=== Data section ===

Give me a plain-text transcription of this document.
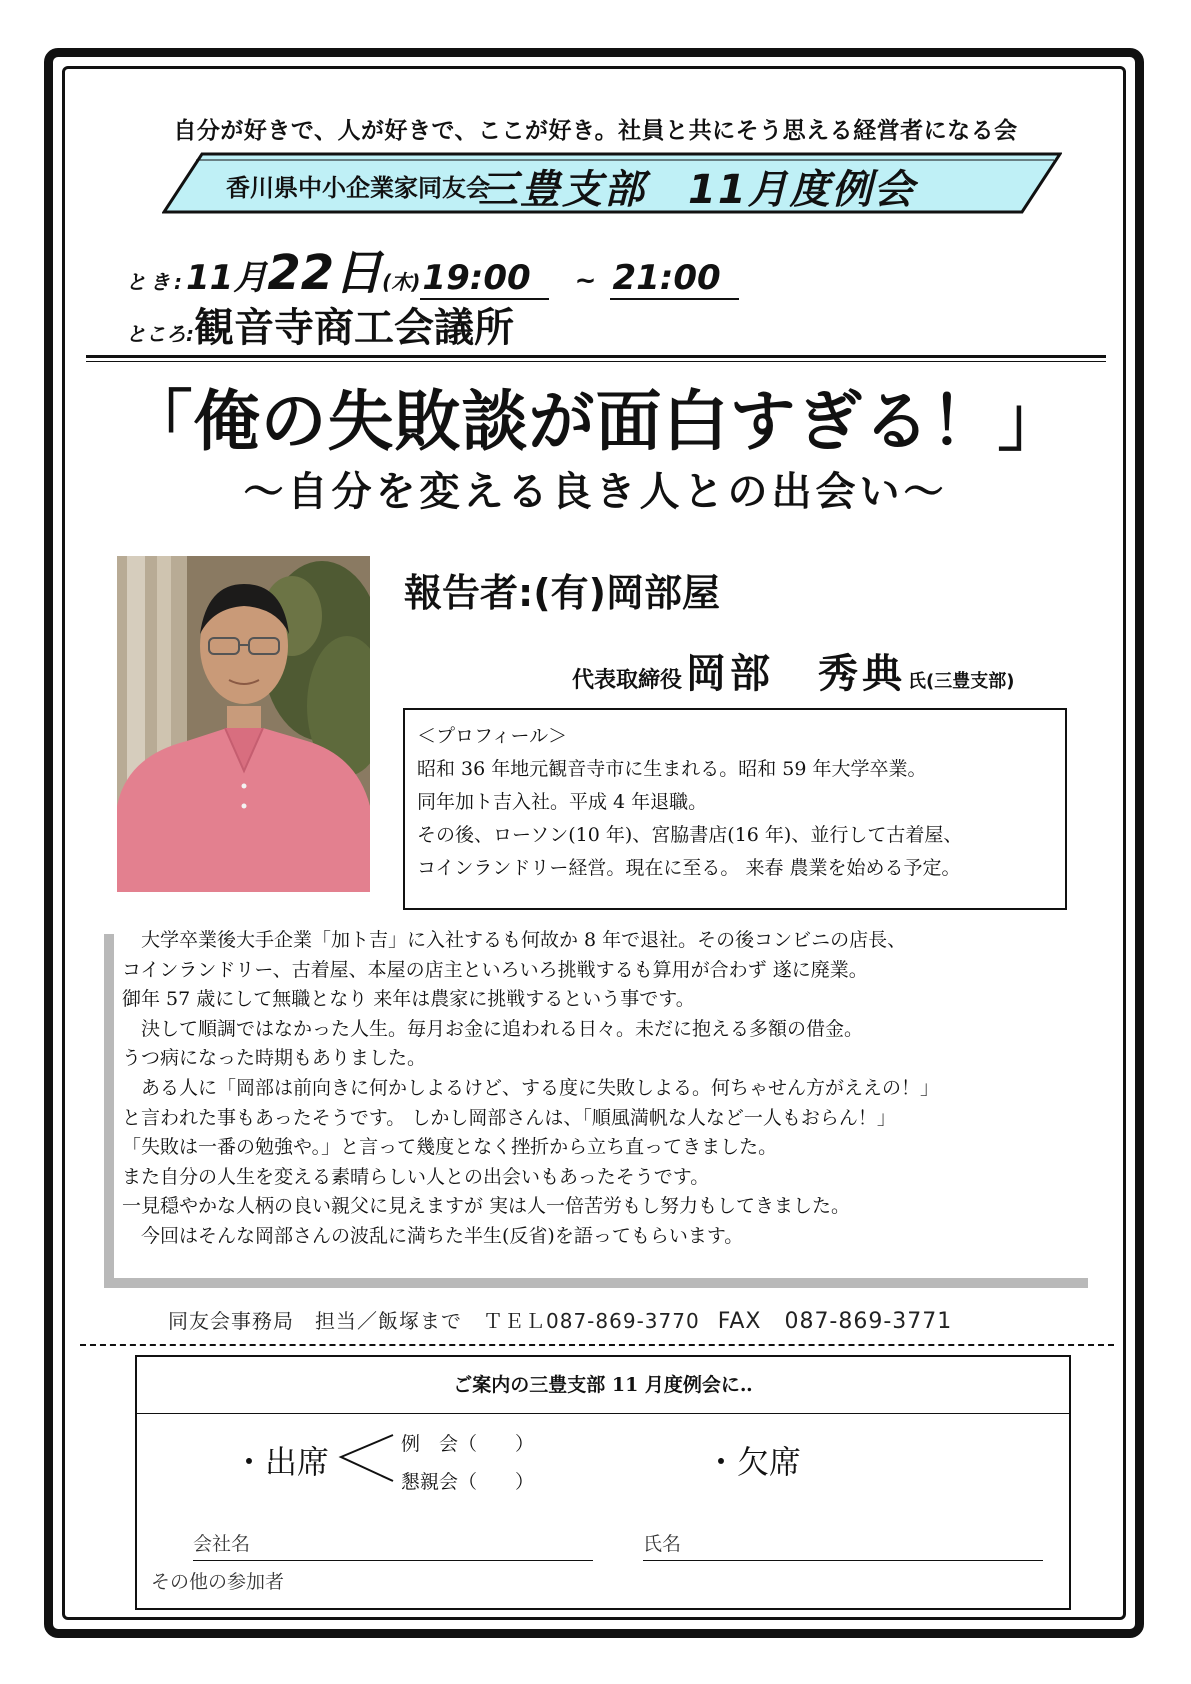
自分が好きで、人が好きで、ここが好き。社員と共にそう思える経営者になる会
香川県中小企業家同友会
三豊支部　11月度例会
とき:11月22日(木)19:00 ~ 21:00
ところ:観音寺商工会議所
「俺の失敗談が面白すぎる！」
〜自分を変える良き人との出会い〜
報告者:(有)岡部屋
代表取締役 岡部　秀典 氏(三豊支部)
＜プロフィール＞
昭和 36 年地元観音寺市に生まれる。昭和 59 年大学卒業。
同年加ト吉入社。平成 4 年退職。
その後、ローソン(10 年)、宮脇書店(16 年)、並行して古着屋、
コインランドリー経営。現在に至る。 来春 農業を始める予定。
　大学卒業後大手企業「加ト吉」に入社するも何故か 8 年で退社。その後コンビニの店長、
コインランドリー、古着屋、本屋の店主といろいろ挑戦するも算用が合わず 遂に廃業。
御年 57 歳にして無職となり 来年は農家に挑戦するという事です。
　決して順調ではなかった人生。毎月お金に追われる日々。未だに抱える多額の借金。
うつ病になった時期もありました。
　ある人に「岡部は前向きに何かしよるけど、する度に失敗しよる。何ちゃせん方がええの！」
と言われた事もあったそうです。 しかし岡部さんは、「順風満帆な人など一人もおらん！」
「失敗は一番の勉強や。」と言って幾度となく挫折から立ち直ってきました。
また自分の人生を変える素晴らしい人との出会いもあったそうです。
一見穏やかな人柄の良い親父に見えますが 実は人一倍苦労もし努力もしてきました。
　今回はそんな岡部さんの波乱に満ちた半生(反省)を語ってもらいます。
同友会事務局　担当／飯塚まで　ＴＥＬ087-869-3770 FAX　087-869-3771
ご案内の三豊支部 11 月度例会に‥
・出席	例　会（　　）
懇親会（　　）
・欠席
会社名	氏名
その他の参加者
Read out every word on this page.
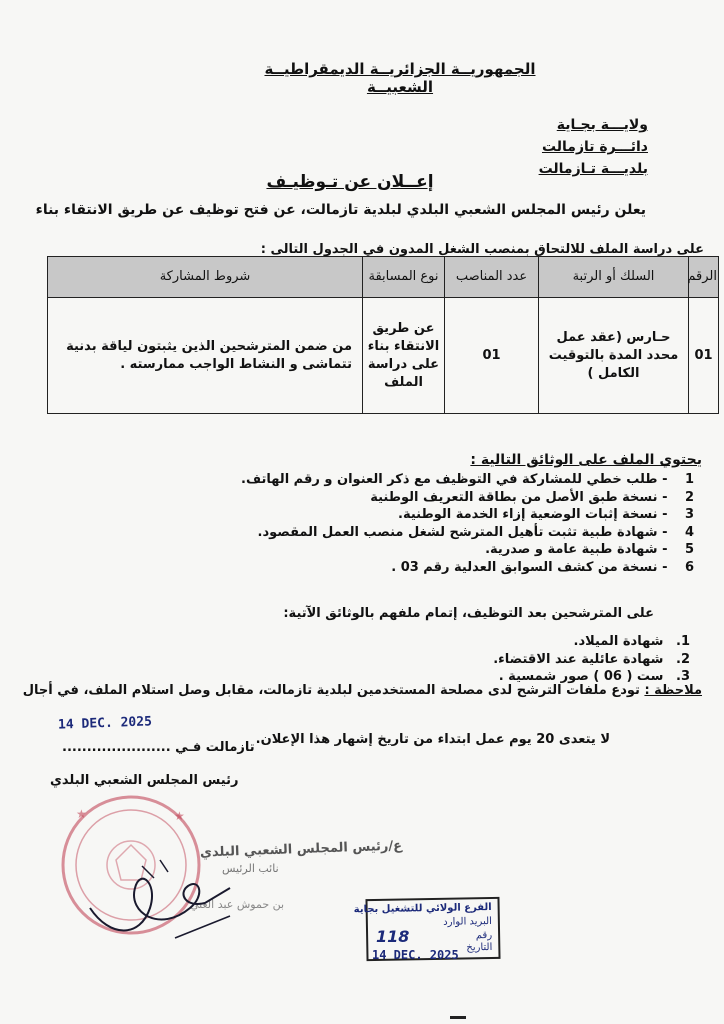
الجمهوريــة الجزائريــة الديمقراطيــة الشعبيــة
ولايـــة بجـاية
دائـــرة تازمالت
بلديـــة تـازمالت
إعــلان عن تـوظيـف
يعلن رئيس المجلس الشعبي البلدي لبلدية تازمالت، عن فتح توظيف عن طريق الانتقاء بناء
على دراسة الملف للالتحاق بمنصب الشغل المدون في الجدول التالى :
الرقم	السلك أو الرتبة	عدد المناصب	نوع المسابقة	شروط المشاركة
01	حـارس (عقد عمل محدد المدة بالتوقيت الكامل )	01	عن طريق الانتقاء بناء على دراسة الملف	من ضمن المترشحين الذين يثبتون لياقة بدنية تتماشى و النشاط الواجب ممارسته .
يحتوي الملف على الوثائق التالية :
1 - طلب خطي للمشاركة في التوظيف مع ذكر العنوان و رقم الهاتف.
2 - نسخة طبق الأصل من بطاقة التعريف الوطنية
3 - نسخة إثبات الوضعية إزاء الخدمة الوطنية.
4 - شهادة طبية تثبت تأهيل المترشح لشغل منصب العمل المقصود.
5 - شهادة طبية عامة و صدرية.
6 - نسخة من كشف السوابق العدلية رقم 03 .
على المترشحين بعد التوظيف، إتمام ملفهم بالوثائق الآتية:
1. شهادة الميلاد.
2. شهادة عائلية عند الاقتضاء.
3. ست ( 06 ) صور شمسية .
ملاحظة : تودع ملفات الترشح لدى مصلحة المستخدمين لبلدية تازمالت، مقابل وصل استلام الملف، في أجال
لا يتعدى 20 يوم عمل ابتداء من تاريخ إشهار هذا الإعلان.
14 DEC. 2025
تازمالت فـي ......................
رئيس المجلس الشعبي البلدي
★	★
ع/رئيس المجلس الشعبي البلدي
نائب الرئيس
بن حموش عبد الغني	الفرع الولائي للتشغيل بجاية
البريد الوارد
رقم
التاريخ
118
14 DEC. 2025
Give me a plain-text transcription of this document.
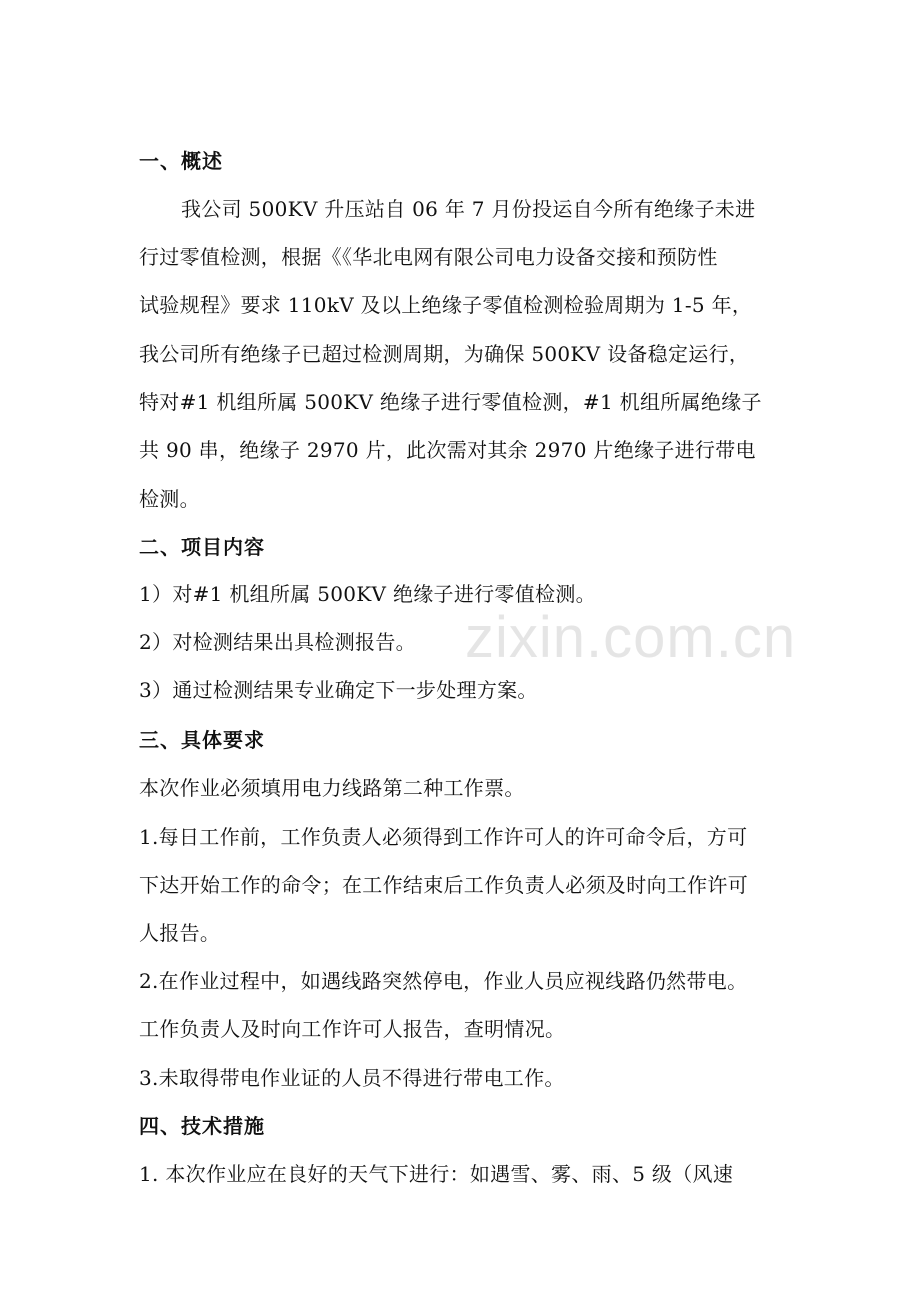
一、概述
我公司 500KV 升压站自 06 年 7 月份投运自今所有绝缘子未进
行过零值检测，根据《《华北电网有限公司电力设备交接和预防性
试验规程》要求 110kV 及以上绝缘子零值检测检验周期为 1-5 年，
我公司所有绝缘子已超过检测周期，为确保 500KV 设备稳定运行，
特对#1 机组所属 500KV 绝缘子进行零值检测，#1 机组所属绝缘子
共 90 串，绝缘子 2970 片，此次需对其余 2970 片绝缘子进行带电
检测。
二、项目内容
1）对#1 机组所属 500KV 绝缘子进行零值检测。
2）对检测结果出具检测报告。
3）通过检测结果专业确定下一步处理方案。
三、具体要求
本次作业必须填用电力线路第二种工作票。
1.每日工作前，工作负责人必须得到工作许可人的许可命令后，方可
下达开始工作的命令；在工作结束后工作负责人必须及时向工作许可
人报告。
2.在作业过程中，如遇线路突然停电，作业人员应视线路仍然带电。
工作负责人及时向工作许可人报告，查明情况。
3.未取得带电作业证的人员不得进行带电工作。
四、技术措施
1. 本次作业应在良好的天气下进行：如遇雪、雾、雨、5 级（风速
zixin.com.cn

===

▸ **Stated exercise**: Reproduce the listing above exactly, excluding all pictures.

▸ **Reply**:
Give me a plain-text transcription of this document.
自分が好きで、人が好きで、ここが好き。社員と共にそう思える経営者になる会
香川県中小企業家同友会
三豊支部　11月度例会
とき:11月22日(木)19:00 ~ 21:00
ところ:観音寺商工会議所
「俺の失敗談が面白すぎる！」
〜自分を変える良き人との出会い〜
報告者:(有)岡部屋
代表取締役 岡部　秀典 氏(三豊支部)
＜プロフィール＞
昭和 36 年地元観音寺市に生まれる。昭和 59 年大学卒業。
同年加ト吉入社。平成 4 年退職。
その後、ローソン(10 年)、宮脇書店(16 年)、並行して古着屋、
コインランドリー経営。現在に至る。 来春 農業を始める予定。
　大学卒業後大手企業「加ト吉」に入社するも何故か 8 年で退社。その後コンビニの店長、
コインランドリー、古着屋、本屋の店主といろいろ挑戦するも算用が合わず 遂に廃業。
御年 57 歳にして無職となり 来年は農家に挑戦するという事です。
　決して順調ではなかった人生。毎月お金に追われる日々。未だに抱える多額の借金。
うつ病になった時期もありました。
　ある人に「岡部は前向きに何かしよるけど、する度に失敗しよる。何ちゃせん方がええの！」
と言われた事もあったそうです。 しかし岡部さんは、「順風満帆な人など一人もおらん！」
「失敗は一番の勉強や。」と言って幾度となく挫折から立ち直ってきました。
また自分の人生を変える素晴らしい人との出会いもあったそうです。
一見穏やかな人柄の良い親父に見えますが 実は人一倍苦労もし努力もしてきました。
　今回はそんな岡部さんの波乱に満ちた半生(反省)を語ってもらいます。
同友会事務局　担当／飯塚まで　ＴＥＬ087-869-3770 FAX　087-869-3771
ご案内の三豊支部 11 月度例会に‥
・出席	例　会（　　）
懇親会（　　）
・欠席
会社名	氏名
その他の参加者
Read out every word on this page.
الجمهوريــة الجزائريــة الديمقراطيــة الشعبيــة
ولايـــة بجـاية
دائـــرة تازمالت
بلديـــة تـازمالت
إعــلان عن تـوظيـف
يعلن رئيس المجلس الشعبي البلدي لبلدية تازمالت، عن فتح توظيف عن طريق الانتقاء بناء
على دراسة الملف للالتحاق بمنصب الشغل المدون في الجدول التالى :
الرقم	السلك أو الرتبة	عدد المناصب	نوع المسابقة	شروط المشاركة
01	حـارس (عقد عمل محدد المدة بالتوقيت الكامل )	01	عن طريق الانتقاء بناء على دراسة الملف	من ضمن المترشحين الذين يثبتون لياقة بدنية تتماشى و النشاط الواجب ممارسته .
يحتوي الملف على الوثائق التالية :
1 - طلب خطي للمشاركة في التوظيف مع ذكر العنوان و رقم الهاتف.
2 - نسخة طبق الأصل من بطاقة التعريف الوطنية
3 - نسخة إثبات الوضعية إزاء الخدمة الوطنية.
4 - شهادة طبية تثبت تأهيل المترشح لشغل منصب العمل المقصود.
5 - شهادة طبية عامة و صدرية.
6 - نسخة من كشف السوابق العدلية رقم 03 .
على المترشحين بعد التوظيف، إتمام ملفهم بالوثائق الآتية:
1. شهادة الميلاد.
2. شهادة عائلية عند الاقتضاء.
3. ست ( 06 ) صور شمسية .
ملاحظة : تودع ملفات الترشح لدى مصلحة المستخدمين لبلدية تازمالت، مقابل وصل استلام الملف، في أجال
لا يتعدى 20 يوم عمل ابتداء من تاريخ إشهار هذا الإعلان.
14 DEC. 2025
تازمالت فـي ......................
رئيس المجلس الشعبي البلدي
★	★
ع/رئيس المجلس الشعبي البلدي
نائب الرئيس
بن حموش عبد الغني	الفرع الولائي للتشغيل بجاية
البريد الوارد
رقم
التاريخ
118
14 DEC. 2025
Give me a plain-text transcription of this document.
一、概述
我公司 500KV 升压站自 06 年 7 月份投运自今所有绝缘子未进
行过零值检测，根据《《华北电网有限公司电力设备交接和预防性
试验规程》要求 110kV 及以上绝缘子零值检测检验周期为 1-5 年，
我公司所有绝缘子已超过检测周期，为确保 500KV 设备稳定运行，
特对#1 机组所属 500KV 绝缘子进行零值检测，#1 机组所属绝缘子
共 90 串，绝缘子 2970 片，此次需对其余 2970 片绝缘子进行带电
检测。
二、项目内容
1）对#1 机组所属 500KV 绝缘子进行零值检测。
2）对检测结果出具检测报告。
3）通过检测结果专业确定下一步处理方案。
三、具体要求
本次作业必须填用电力线路第二种工作票。
1.每日工作前，工作负责人必须得到工作许可人的许可命令后，方可
下达开始工作的命令；在工作结束后工作负责人必须及时向工作许可
人报告。
2.在作业过程中，如遇线路突然停电，作业人员应视线路仍然带电。
工作负责人及时向工作许可人报告，查明情况。
3.未取得带电作业证的人员不得进行带电工作。
四、技术措施
1. 本次作业应在良好的天气下进行：如遇雪、雾、雨、5 级（风速
zixin.com.cn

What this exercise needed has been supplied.